## Begin LISTED ENTRIES
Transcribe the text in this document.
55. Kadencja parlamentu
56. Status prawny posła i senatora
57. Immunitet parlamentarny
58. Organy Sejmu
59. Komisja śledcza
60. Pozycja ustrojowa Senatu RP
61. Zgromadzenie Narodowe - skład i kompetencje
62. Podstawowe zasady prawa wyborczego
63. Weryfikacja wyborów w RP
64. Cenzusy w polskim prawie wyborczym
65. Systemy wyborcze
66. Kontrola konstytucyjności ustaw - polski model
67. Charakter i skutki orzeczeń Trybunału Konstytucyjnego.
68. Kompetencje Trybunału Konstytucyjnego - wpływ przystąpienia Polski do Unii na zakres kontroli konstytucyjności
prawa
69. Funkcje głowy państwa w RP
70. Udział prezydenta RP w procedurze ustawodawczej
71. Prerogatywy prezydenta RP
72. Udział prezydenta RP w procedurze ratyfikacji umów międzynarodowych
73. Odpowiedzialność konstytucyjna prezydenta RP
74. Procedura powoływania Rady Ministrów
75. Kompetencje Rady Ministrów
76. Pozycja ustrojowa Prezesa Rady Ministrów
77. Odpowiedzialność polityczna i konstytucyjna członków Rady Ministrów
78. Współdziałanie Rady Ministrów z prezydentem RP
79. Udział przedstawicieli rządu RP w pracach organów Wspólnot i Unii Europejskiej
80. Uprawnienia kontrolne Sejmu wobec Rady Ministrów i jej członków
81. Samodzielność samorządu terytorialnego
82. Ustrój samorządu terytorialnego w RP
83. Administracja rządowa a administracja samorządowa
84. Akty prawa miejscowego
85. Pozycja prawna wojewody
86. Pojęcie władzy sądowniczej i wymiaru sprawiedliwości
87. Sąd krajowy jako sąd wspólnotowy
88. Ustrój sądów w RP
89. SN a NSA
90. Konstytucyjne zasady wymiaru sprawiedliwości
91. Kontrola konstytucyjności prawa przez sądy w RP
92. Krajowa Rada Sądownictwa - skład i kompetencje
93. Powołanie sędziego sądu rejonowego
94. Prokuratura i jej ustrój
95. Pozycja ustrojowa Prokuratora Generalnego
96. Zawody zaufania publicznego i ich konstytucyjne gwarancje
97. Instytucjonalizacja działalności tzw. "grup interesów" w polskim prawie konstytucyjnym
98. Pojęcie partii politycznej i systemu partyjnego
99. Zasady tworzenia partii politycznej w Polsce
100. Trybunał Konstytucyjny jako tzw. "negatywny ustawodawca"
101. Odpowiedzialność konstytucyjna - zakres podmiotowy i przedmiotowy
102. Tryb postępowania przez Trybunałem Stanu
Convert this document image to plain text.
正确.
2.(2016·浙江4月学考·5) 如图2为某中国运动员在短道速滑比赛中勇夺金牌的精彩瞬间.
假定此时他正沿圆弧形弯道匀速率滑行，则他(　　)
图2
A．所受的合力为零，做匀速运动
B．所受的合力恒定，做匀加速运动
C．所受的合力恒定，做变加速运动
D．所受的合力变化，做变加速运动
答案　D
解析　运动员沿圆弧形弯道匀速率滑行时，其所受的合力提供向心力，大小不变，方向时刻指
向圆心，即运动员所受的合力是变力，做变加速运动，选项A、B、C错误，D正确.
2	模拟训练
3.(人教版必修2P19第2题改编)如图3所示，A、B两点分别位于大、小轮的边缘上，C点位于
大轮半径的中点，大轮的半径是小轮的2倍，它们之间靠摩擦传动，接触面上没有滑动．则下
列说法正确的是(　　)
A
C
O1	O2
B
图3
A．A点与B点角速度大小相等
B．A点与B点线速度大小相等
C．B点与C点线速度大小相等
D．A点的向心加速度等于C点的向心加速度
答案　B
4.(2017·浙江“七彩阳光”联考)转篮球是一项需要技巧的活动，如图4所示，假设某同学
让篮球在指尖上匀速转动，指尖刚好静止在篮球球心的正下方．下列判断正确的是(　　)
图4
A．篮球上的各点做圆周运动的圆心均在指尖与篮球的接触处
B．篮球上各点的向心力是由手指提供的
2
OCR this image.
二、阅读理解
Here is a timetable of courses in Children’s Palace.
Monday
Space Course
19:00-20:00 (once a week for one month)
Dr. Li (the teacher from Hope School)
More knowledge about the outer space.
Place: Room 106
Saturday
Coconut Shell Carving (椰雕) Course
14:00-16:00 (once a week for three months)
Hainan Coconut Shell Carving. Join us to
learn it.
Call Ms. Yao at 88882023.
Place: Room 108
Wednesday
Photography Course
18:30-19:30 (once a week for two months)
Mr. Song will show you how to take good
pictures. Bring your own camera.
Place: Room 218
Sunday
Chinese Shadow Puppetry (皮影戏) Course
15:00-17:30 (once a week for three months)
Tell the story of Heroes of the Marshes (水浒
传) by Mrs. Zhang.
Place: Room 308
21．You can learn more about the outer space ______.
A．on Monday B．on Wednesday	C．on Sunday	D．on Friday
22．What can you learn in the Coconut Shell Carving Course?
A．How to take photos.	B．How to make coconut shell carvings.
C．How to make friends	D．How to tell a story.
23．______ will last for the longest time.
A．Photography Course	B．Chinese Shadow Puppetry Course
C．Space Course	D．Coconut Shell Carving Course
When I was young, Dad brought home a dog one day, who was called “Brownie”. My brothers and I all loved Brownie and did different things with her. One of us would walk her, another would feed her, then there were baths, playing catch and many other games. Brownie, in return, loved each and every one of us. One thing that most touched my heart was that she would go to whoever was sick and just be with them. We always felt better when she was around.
## End LISTED ENTRIES
**YOUR INSTRUCTIONS**
Return precisely the lines of the records, starting with the line that holds "Convert this document image to plain text." and ending with the last one.

**TASK SOLUTION**
Convert this document image to plain text.
正确.
2.(2016·浙江4月学考·5) 如图2为某中国运动员在短道速滑比赛中勇夺金牌的精彩瞬间.
假定此时他正沿圆弧形弯道匀速率滑行，则他(　　)
图2
A．所受的合力为零，做匀速运动
B．所受的合力恒定，做匀加速运动
C．所受的合力恒定，做变加速运动
D．所受的合力变化，做变加速运动
答案　D
解析　运动员沿圆弧形弯道匀速率滑行时，其所受的合力提供向心力，大小不变，方向时刻指
向圆心，即运动员所受的合力是变力，做变加速运动，选项A、B、C错误，D正确.
2	模拟训练
3.(人教版必修2P19第2题改编)如图3所示，A、B两点分别位于大、小轮的边缘上，C点位于
大轮半径的中点，大轮的半径是小轮的2倍，它们之间靠摩擦传动，接触面上没有滑动．则下
列说法正确的是(　　)
A
C
O1	O2
B
图3
A．A点与B点角速度大小相等
B．A点与B点线速度大小相等
C．B点与C点线速度大小相等
D．A点的向心加速度等于C点的向心加速度
答案　B
4.(2017·浙江“七彩阳光”联考)转篮球是一项需要技巧的活动，如图4所示，假设某同学
让篮球在指尖上匀速转动，指尖刚好静止在篮球球心的正下方．下列判断正确的是(　　)
图4
A．篮球上的各点做圆周运动的圆心均在指尖与篮球的接触处
B．篮球上各点的向心力是由手指提供的
2
OCR this image.
二、阅读理解
Here is a timetable of courses in Children’s Palace.
Monday
Space Course
19:00-20:00 (once a week for one month)
Dr. Li (the teacher from Hope School)
More knowledge about the outer space.
Place: Room 106
Saturday
Coconut Shell Carving (椰雕) Course
14:00-16:00 (once a week for three months)
Hainan Coconut Shell Carving. Join us to
learn it.
Call Ms. Yao at 88882023.
Place: Room 108
Wednesday
Photography Course
18:30-19:30 (once a week for two months)
Mr. Song will show you how to take good
pictures. Bring your own camera.
Place: Room 218
Sunday
Chinese Shadow Puppetry (皮影戏) Course
15:00-17:30 (once a week for three months)
Tell the story of Heroes of the Marshes (水浒
传) by Mrs. Zhang.
Place: Room 308
21．You can learn more about the outer space ______.
A．on Monday B．on Wednesday	C．on Sunday	D．on Friday
22．What can you learn in the Coconut Shell Carving Course?
A．How to take photos.	B．How to make coconut shell carvings.
C．How to make friends	D．How to tell a story.
23．______ will last for the longest time.
A．Photography Course	B．Chinese Shadow Puppetry Course
C．Space Course	D．Coconut Shell Carving Course
When I was young, Dad brought home a dog one day, who was called “Brownie”. My brothers and I all loved Brownie and did different things with her. One of us would walk her, another would feed her, then there were baths, playing catch and many other games. Brownie, in return, loved each and every one of us. One thing that most touched my heart was that she would go to whoever was sick and just be with them. We always felt better when she was around.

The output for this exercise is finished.